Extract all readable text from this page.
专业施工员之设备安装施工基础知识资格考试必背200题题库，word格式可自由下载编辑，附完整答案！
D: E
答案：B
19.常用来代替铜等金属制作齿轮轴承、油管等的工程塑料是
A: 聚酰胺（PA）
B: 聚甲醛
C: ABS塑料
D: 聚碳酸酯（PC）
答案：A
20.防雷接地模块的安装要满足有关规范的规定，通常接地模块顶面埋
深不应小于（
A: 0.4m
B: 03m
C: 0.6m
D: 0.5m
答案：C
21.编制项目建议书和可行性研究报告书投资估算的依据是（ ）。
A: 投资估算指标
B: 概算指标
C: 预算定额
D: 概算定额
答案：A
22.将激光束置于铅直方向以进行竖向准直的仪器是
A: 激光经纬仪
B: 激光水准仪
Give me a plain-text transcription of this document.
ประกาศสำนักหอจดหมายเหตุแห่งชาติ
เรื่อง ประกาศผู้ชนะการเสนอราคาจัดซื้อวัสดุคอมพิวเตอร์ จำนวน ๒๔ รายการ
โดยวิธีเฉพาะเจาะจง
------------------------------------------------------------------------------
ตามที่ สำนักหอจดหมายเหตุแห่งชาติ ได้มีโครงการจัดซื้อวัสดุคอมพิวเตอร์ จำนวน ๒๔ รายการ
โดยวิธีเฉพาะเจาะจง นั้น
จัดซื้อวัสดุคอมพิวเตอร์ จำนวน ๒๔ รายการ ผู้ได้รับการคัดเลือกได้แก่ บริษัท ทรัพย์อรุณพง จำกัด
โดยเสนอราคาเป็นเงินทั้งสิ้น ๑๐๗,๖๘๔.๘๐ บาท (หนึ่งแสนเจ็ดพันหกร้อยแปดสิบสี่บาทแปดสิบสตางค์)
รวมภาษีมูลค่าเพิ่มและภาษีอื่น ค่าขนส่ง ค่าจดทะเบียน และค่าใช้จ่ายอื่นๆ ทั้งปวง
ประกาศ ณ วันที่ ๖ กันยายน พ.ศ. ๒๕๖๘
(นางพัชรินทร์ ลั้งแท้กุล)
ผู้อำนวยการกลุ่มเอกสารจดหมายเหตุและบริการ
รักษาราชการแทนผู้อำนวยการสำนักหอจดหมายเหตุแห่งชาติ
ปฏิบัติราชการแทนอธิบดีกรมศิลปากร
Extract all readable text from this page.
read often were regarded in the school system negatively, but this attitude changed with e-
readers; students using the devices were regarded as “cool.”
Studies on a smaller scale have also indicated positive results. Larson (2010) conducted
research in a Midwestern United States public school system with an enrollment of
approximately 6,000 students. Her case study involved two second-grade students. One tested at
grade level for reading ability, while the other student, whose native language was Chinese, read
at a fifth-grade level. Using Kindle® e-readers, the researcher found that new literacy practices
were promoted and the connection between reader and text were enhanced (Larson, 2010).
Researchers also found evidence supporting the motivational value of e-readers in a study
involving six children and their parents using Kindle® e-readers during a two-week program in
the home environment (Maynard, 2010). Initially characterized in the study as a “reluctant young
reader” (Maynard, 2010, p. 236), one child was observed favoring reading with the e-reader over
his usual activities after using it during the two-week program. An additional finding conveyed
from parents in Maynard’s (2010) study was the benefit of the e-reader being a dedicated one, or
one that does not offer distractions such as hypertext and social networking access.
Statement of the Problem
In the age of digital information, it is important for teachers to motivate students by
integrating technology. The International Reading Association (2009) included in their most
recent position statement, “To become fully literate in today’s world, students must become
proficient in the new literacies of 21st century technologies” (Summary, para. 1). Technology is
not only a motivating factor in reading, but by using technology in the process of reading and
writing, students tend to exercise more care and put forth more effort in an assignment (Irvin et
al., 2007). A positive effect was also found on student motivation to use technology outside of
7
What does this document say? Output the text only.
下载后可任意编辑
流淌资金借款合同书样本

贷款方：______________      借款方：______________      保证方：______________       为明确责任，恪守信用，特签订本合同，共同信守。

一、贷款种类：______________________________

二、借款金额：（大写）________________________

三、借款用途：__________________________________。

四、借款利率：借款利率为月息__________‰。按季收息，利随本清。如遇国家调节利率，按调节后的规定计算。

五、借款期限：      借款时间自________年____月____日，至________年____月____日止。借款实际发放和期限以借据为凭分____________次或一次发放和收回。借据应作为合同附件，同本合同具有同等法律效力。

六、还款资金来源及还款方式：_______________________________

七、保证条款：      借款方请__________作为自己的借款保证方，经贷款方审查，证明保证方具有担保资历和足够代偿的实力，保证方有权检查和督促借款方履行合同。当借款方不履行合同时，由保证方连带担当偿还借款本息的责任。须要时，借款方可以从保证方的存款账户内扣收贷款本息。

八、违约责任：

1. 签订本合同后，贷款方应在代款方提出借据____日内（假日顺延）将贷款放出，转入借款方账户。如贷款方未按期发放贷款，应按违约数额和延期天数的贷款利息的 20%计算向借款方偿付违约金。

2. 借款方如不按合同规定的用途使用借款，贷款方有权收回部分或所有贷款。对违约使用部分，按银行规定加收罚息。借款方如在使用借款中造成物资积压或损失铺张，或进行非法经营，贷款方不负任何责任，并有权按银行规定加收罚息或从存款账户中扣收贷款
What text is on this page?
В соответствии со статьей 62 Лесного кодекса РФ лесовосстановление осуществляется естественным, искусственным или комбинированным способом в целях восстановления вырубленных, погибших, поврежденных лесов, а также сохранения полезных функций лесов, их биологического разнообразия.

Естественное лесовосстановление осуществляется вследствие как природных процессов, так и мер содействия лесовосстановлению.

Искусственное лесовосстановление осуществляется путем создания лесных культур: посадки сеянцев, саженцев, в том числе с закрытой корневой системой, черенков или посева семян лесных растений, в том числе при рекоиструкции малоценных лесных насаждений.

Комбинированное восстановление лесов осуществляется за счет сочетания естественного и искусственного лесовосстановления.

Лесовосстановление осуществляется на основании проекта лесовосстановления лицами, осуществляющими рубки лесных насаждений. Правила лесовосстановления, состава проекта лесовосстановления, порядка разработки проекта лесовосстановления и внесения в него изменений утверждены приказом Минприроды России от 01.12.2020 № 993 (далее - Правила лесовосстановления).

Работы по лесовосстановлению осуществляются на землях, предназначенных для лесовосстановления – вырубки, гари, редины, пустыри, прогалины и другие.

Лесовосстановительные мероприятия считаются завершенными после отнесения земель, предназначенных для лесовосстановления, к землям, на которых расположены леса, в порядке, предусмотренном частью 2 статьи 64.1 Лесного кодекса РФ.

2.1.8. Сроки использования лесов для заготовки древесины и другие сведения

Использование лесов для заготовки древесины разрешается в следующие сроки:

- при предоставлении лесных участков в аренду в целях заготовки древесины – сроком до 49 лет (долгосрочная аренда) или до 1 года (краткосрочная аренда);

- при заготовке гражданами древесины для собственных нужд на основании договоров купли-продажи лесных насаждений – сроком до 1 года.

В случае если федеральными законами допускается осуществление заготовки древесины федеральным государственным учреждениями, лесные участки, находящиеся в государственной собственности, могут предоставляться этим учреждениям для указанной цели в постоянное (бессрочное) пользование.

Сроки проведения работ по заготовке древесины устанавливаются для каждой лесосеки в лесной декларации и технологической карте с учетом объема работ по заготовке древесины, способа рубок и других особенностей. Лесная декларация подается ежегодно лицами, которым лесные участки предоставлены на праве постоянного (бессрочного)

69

============

What you will do: Output all of the data again. Match it exactly.

Correct answer:
Extract all readable text from this page.
专业施工员之设备安装施工基础知识资格考试必背200题题库，word格式可自由下载编辑，附完整答案！
D: E
答案：B
19.常用来代替铜等金属制作齿轮轴承、油管等的工程塑料是
A: 聚酰胺（PA）
B: 聚甲醛
C: ABS塑料
D: 聚碳酸酯（PC）
答案：A
20.防雷接地模块的安装要满足有关规范的规定，通常接地模块顶面埋
深不应小于（
A: 0.4m
B: 03m
C: 0.6m
D: 0.5m
答案：C
21.编制项目建议书和可行性研究报告书投资估算的依据是（ ）。
A: 投资估算指标
B: 概算指标
C: 预算定额
D: 概算定额
答案：A
22.将激光束置于铅直方向以进行竖向准直的仪器是
A: 激光经纬仪
B: 激光水准仪
Give me a plain-text transcription of this document.
ประกาศสำนักหอจดหมายเหตุแห่งชาติ
เรื่อง ประกาศผู้ชนะการเสนอราคาจัดซื้อวัสดุคอมพิวเตอร์ จำนวน ๒๔ รายการ
โดยวิธีเฉพาะเจาะจง
------------------------------------------------------------------------------
ตามที่ สำนักหอจดหมายเหตุแห่งชาติ ได้มีโครงการจัดซื้อวัสดุคอมพิวเตอร์ จำนวน ๒๔ รายการ
โดยวิธีเฉพาะเจาะจง นั้น
จัดซื้อวัสดุคอมพิวเตอร์ จำนวน ๒๔ รายการ ผู้ได้รับการคัดเลือกได้แก่ บริษัท ทรัพย์อรุณพง จำกัด
โดยเสนอราคาเป็นเงินทั้งสิ้น ๑๐๗,๖๘๔.๘๐ บาท (หนึ่งแสนเจ็ดพันหกร้อยแปดสิบสี่บาทแปดสิบสตางค์)
รวมภาษีมูลค่าเพิ่มและภาษีอื่น ค่าขนส่ง ค่าจดทะเบียน และค่าใช้จ่ายอื่นๆ ทั้งปวง
ประกาศ ณ วันที่ ๖ กันยายน พ.ศ. ๒๕๖๘
(นางพัชรินทร์ ลั้งแท้กุล)
ผู้อำนวยการกลุ่มเอกสารจดหมายเหตุและบริการ
รักษาราชการแทนผู้อำนวยการสำนักหอจดหมายเหตุแห่งชาติ
ปฏิบัติราชการแทนอธิบดีกรมศิลปากร
Extract all readable text from this page.
read often were regarded in the school system negatively, but this attitude changed with e-
readers; students using the devices were regarded as “cool.”
Studies on a smaller scale have also indicated positive results. Larson (2010) conducted
research in a Midwestern United States public school system with an enrollment of
approximately 6,000 students. Her case study involved two second-grade students. One tested at
grade level for reading ability, while the other student, whose native language was Chinese, read
at a fifth-grade level. Using Kindle® e-readers, the researcher found that new literacy practices
were promoted and the connection between reader and text were enhanced (Larson, 2010).
Researchers also found evidence supporting the motivational value of e-readers in a study
involving six children and their parents using Kindle® e-readers during a two-week program in
the home environment (Maynard, 2010). Initially characterized in the study as a “reluctant young
reader” (Maynard, 2010, p. 236), one child was observed favoring reading with the e-reader over
his usual activities after using it during the two-week program. An additional finding conveyed
from parents in Maynard’s (2010) study was the benefit of the e-reader being a dedicated one, or
one that does not offer distractions such as hypertext and social networking access.
Statement of the Problem
In the age of digital information, it is important for teachers to motivate students by
integrating technology. The International Reading Association (2009) included in their most
recent position statement, “To become fully literate in today’s world, students must become
proficient in the new literacies of 21st century technologies” (Summary, para. 1). Technology is
not only a motivating factor in reading, but by using technology in the process of reading and
writing, students tend to exercise more care and put forth more effort in an assignment (Irvin et
al., 2007). A positive effect was also found on student motivation to use technology outside of
7
What does this document say? Output the text only.
下载后可任意编辑
流淌资金借款合同书样本

贷款方：______________      借款方：______________      保证方：______________       为明确责任，恪守信用，特签订本合同，共同信守。

一、贷款种类：______________________________

二、借款金额：（大写）________________________

三、借款用途：__________________________________。

四、借款利率：借款利率为月息__________‰。按季收息，利随本清。如遇国家调节利率，按调节后的规定计算。

五、借款期限：      借款时间自________年____月____日，至________年____月____日止。借款实际发放和期限以借据为凭分____________次或一次发放和收回。借据应作为合同附件，同本合同具有同等法律效力。

六、还款资金来源及还款方式：_______________________________

七、保证条款：      借款方请__________作为自己的借款保证方，经贷款方审查，证明保证方具有担保资历和足够代偿的实力，保证方有权检查和督促借款方履行合同。当借款方不履行合同时，由保证方连带担当偿还借款本息的责任。须要时，借款方可以从保证方的存款账户内扣收贷款本息。

八、违约责任：

1. 签订本合同后，贷款方应在代款方提出借据____日内（假日顺延）将贷款放出，转入借款方账户。如贷款方未按期发放贷款，应按违约数额和延期天数的贷款利息的 20%计算向借款方偿付违约金。

2. 借款方如不按合同规定的用途使用借款，贷款方有权收回部分或所有贷款。对违约使用部分，按银行规定加收罚息。借款方如在使用借款中造成物资积压或损失铺张，或进行非法经营，贷款方不负任何责任，并有权按银行规定加收罚息或从存款账户中扣收贷款
What text is on this page?
В соответствии со статьей 62 Лесного кодекса РФ лесовосстановление осуществляется естественным, искусственным или комбинированным способом в целях восстановления вырубленных, погибших, поврежденных лесов, а также сохранения полезных функций лесов, их биологического разнообразия.

Естественное лесовосстановление осуществляется вследствие как природных процессов, так и мер содействия лесовосстановлению.

Искусственное лесовосстановление осуществляется путем создания лесных культур: посадки сеянцев, саженцев, в том числе с закрытой корневой системой, черенков или посева семян лесных растений, в том числе при рекоиструкции малоценных лесных насаждений.

Комбинированное восстановление лесов осуществляется за счет сочетания естественного и искусственного лесовосстановления.

Лесовосстановление осуществляется на основании проекта лесовосстановления лицами, осуществляющими рубки лесных насаждений. Правила лесовосстановления, состава проекта лесовосстановления, порядка разработки проекта лесовосстановления и внесения в него изменений утверждены приказом Минприроды России от 01.12.2020 № 993 (далее - Правила лесовосстановления).

Работы по лесовосстановлению осуществляются на землях, предназначенных для лесовосстановления – вырубки, гари, редины, пустыри, прогалины и другие.

Лесовосстановительные мероприятия считаются завершенными после отнесения земель, предназначенных для лесовосстановления, к землям, на которых расположены леса, в порядке, предусмотренном частью 2 статьи 64.1 Лесного кодекса РФ.

2.1.8. Сроки использования лесов для заготовки древесины и другие сведения

Использование лесов для заготовки древесины разрешается в следующие сроки:

- при предоставлении лесных участков в аренду в целях заготовки древесины – сроком до 49 лет (долгосрочная аренда) или до 1 года (краткосрочная аренда);

- при заготовке гражданами древесины для собственных нужд на основании договоров купли-продажи лесных насаждений – сроком до 1 года.

В случае если федеральными законами допускается осуществление заготовки древесины федеральным государственным учреждениями, лесные участки, находящиеся в государственной собственности, могут предоставляться этим учреждениям для указанной цели в постоянное (бессрочное) пользование.

Сроки проведения работ по заготовке древесины устанавливаются для каждой лесосеки в лесной декларации и технологической карте с учетом объема работ по заготовке древесины, способа рубок и других особенностей. Лесная декларация подается ежегодно лицами, которым лесные участки предоставлены на праве постоянного (бессрочного)

69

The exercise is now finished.